#### TASK BRIEF:
Repeat the entire listing exactly as written.

#### DATASET ROWS:
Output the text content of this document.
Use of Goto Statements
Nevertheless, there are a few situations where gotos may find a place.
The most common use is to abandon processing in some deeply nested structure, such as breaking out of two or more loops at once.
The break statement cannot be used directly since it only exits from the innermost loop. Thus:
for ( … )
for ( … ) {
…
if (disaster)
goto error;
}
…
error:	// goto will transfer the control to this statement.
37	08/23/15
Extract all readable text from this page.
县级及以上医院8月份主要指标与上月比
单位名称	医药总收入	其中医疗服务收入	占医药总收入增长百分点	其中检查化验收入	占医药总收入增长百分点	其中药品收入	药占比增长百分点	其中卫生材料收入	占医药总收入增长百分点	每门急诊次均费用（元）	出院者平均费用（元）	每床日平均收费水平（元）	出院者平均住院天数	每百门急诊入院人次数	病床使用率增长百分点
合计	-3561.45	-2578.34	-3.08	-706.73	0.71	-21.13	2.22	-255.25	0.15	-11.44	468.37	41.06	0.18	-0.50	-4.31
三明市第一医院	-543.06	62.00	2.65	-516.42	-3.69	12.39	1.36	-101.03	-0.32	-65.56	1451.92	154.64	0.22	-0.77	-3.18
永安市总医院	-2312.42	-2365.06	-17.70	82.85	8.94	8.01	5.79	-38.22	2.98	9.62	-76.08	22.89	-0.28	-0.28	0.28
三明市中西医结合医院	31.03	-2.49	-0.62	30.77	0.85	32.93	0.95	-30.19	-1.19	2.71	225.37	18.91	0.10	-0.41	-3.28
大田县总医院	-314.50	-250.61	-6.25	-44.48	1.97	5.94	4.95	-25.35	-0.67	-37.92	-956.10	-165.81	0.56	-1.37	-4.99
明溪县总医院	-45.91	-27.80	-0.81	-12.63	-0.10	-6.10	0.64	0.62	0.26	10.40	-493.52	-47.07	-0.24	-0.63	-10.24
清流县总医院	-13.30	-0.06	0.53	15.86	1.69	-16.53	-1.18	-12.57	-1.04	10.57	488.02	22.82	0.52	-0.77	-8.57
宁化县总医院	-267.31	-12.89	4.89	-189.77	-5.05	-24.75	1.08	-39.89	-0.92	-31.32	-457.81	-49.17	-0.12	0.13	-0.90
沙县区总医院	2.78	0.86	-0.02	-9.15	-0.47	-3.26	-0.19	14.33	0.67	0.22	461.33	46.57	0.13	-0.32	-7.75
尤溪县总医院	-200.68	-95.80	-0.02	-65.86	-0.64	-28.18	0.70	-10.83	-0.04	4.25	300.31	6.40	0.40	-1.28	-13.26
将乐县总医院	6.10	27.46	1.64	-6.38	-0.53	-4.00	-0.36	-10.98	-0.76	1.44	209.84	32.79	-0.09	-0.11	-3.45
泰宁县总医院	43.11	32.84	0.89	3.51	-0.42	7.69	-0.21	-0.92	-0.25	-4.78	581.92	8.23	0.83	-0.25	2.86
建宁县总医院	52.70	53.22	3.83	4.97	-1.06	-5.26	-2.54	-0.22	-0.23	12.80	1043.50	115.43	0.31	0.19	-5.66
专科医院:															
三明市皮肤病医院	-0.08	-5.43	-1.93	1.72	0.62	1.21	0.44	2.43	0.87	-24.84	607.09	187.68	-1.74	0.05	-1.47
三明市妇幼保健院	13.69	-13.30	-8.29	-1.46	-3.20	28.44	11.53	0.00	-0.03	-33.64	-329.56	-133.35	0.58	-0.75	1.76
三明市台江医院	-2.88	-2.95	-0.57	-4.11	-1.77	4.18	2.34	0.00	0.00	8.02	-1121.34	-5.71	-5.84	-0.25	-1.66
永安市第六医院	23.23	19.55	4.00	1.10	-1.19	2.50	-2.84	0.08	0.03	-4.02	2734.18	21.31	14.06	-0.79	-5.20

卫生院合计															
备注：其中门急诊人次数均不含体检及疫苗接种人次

#### WRITTEN RESPONSE:
Output the text content of this document.
Use of Goto Statements
Nevertheless, there are a few situations where gotos may find a place.
The most common use is to abandon processing in some deeply nested structure, such as breaking out of two or more loops at once.
The break statement cannot be used directly since it only exits from the innermost loop. Thus:
for ( … )
for ( … ) {
…
if (disaster)
goto error;
}
…
error:	// goto will transfer the control to this statement.
37	08/23/15
Extract all readable text from this page.
县级及以上医院8月份主要指标与上月比
单位名称	医药总收入	其中医疗服务收入	占医药总收入增长百分点	其中检查化验收入	占医药总收入增长百分点	其中药品收入	药占比增长百分点	其中卫生材料收入	占医药总收入增长百分点	每门急诊次均费用（元）	出院者平均费用（元）	每床日平均收费水平（元）	出院者平均住院天数	每百门急诊入院人次数	病床使用率增长百分点
合计	-3561.45	-2578.34	-3.08	-706.73	0.71	-21.13	2.22	-255.25	0.15	-11.44	468.37	41.06	0.18	-0.50	-4.31
三明市第一医院	-543.06	62.00	2.65	-516.42	-3.69	12.39	1.36	-101.03	-0.32	-65.56	1451.92	154.64	0.22	-0.77	-3.18
永安市总医院	-2312.42	-2365.06	-17.70	82.85	8.94	8.01	5.79	-38.22	2.98	9.62	-76.08	22.89	-0.28	-0.28	0.28
三明市中西医结合医院	31.03	-2.49	-0.62	30.77	0.85	32.93	0.95	-30.19	-1.19	2.71	225.37	18.91	0.10	-0.41	-3.28
大田县总医院	-314.50	-250.61	-6.25	-44.48	1.97	5.94	4.95	-25.35	-0.67	-37.92	-956.10	-165.81	0.56	-1.37	-4.99
明溪县总医院	-45.91	-27.80	-0.81	-12.63	-0.10	-6.10	0.64	0.62	0.26	10.40	-493.52	-47.07	-0.24	-0.63	-10.24
清流县总医院	-13.30	-0.06	0.53	15.86	1.69	-16.53	-1.18	-12.57	-1.04	10.57	488.02	22.82	0.52	-0.77	-8.57
宁化县总医院	-267.31	-12.89	4.89	-189.77	-5.05	-24.75	1.08	-39.89	-0.92	-31.32	-457.81	-49.17	-0.12	0.13	-0.90
沙县区总医院	2.78	0.86	-0.02	-9.15	-0.47	-3.26	-0.19	14.33	0.67	0.22	461.33	46.57	0.13	-0.32	-7.75
尤溪县总医院	-200.68	-95.80	-0.02	-65.86	-0.64	-28.18	0.70	-10.83	-0.04	4.25	300.31	6.40	0.40	-1.28	-13.26
将乐县总医院	6.10	27.46	1.64	-6.38	-0.53	-4.00	-0.36	-10.98	-0.76	1.44	209.84	32.79	-0.09	-0.11	-3.45
泰宁县总医院	43.11	32.84	0.89	3.51	-0.42	7.69	-0.21	-0.92	-0.25	-4.78	581.92	8.23	0.83	-0.25	2.86
建宁县总医院	52.70	53.22	3.83	4.97	-1.06	-5.26	-2.54	-0.22	-0.23	12.80	1043.50	115.43	0.31	0.19	-5.66
专科医院:															
三明市皮肤病医院	-0.08	-5.43	-1.93	1.72	0.62	1.21	0.44	2.43	0.87	-24.84	607.09	187.68	-1.74	0.05	-1.47
三明市妇幼保健院	13.69	-13.30	-8.29	-1.46	-3.20	28.44	11.53	0.00	-0.03	-33.64	-329.56	-133.35	0.58	-0.75	1.76
三明市台江医院	-2.88	-2.95	-0.57	-4.11	-1.77	4.18	2.34	0.00	0.00	8.02	-1121.34	-5.71	-5.84	-0.25	-1.66
永安市第六医院	23.23	19.55	4.00	1.10	-1.19	2.50	-2.84	0.08	0.03	-4.02	2734.18	21.31	14.06	-0.79	-5.20

卫生院合计															
备注：其中门急诊人次数均不含体检及疫苗接种人次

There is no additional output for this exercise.